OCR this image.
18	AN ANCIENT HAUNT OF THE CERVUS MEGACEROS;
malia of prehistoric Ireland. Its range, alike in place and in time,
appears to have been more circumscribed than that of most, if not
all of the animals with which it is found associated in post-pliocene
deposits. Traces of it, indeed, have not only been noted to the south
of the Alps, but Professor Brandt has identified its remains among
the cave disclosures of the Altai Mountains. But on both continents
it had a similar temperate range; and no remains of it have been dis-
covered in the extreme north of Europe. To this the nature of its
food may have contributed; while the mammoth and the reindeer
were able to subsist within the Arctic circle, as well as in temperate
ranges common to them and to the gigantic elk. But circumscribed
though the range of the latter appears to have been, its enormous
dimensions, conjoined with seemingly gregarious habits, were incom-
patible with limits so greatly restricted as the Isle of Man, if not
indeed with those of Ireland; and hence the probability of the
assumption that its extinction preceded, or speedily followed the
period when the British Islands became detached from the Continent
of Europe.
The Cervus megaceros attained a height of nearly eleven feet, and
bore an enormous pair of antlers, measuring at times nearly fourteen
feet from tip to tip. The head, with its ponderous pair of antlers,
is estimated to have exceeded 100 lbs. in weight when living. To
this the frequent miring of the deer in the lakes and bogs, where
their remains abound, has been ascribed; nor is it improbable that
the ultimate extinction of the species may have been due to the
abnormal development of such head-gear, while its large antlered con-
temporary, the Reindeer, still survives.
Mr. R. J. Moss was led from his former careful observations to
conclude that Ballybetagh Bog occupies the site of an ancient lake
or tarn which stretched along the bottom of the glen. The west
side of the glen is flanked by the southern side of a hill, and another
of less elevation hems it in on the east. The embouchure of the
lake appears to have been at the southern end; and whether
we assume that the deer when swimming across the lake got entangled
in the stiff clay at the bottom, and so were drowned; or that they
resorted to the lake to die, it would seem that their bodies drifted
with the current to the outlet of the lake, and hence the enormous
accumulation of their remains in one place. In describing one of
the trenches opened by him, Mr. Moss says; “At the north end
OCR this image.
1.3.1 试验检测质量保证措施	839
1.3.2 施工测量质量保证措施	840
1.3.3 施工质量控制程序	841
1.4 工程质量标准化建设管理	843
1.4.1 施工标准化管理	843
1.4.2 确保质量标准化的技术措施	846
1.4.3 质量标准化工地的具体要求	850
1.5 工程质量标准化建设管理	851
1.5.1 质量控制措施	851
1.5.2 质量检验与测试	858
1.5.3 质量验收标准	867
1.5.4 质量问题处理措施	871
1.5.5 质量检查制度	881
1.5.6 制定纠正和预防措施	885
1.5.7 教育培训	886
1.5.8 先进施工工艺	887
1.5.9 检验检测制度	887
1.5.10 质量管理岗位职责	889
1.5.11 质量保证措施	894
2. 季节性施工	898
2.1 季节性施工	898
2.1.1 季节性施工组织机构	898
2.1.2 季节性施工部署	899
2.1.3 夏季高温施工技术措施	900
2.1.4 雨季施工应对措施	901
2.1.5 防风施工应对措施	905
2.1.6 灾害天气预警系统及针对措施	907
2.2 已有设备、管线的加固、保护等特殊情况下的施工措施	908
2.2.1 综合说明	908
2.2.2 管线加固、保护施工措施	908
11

### THE REQUEST
Locate the word "while" in the data above. Copy every line carrying it.

### RESPONSE TO THIS EXERCISE
food may have contributed; while the mammoth and the reindeer
abnormal development of such head-gear, while its large antlered con-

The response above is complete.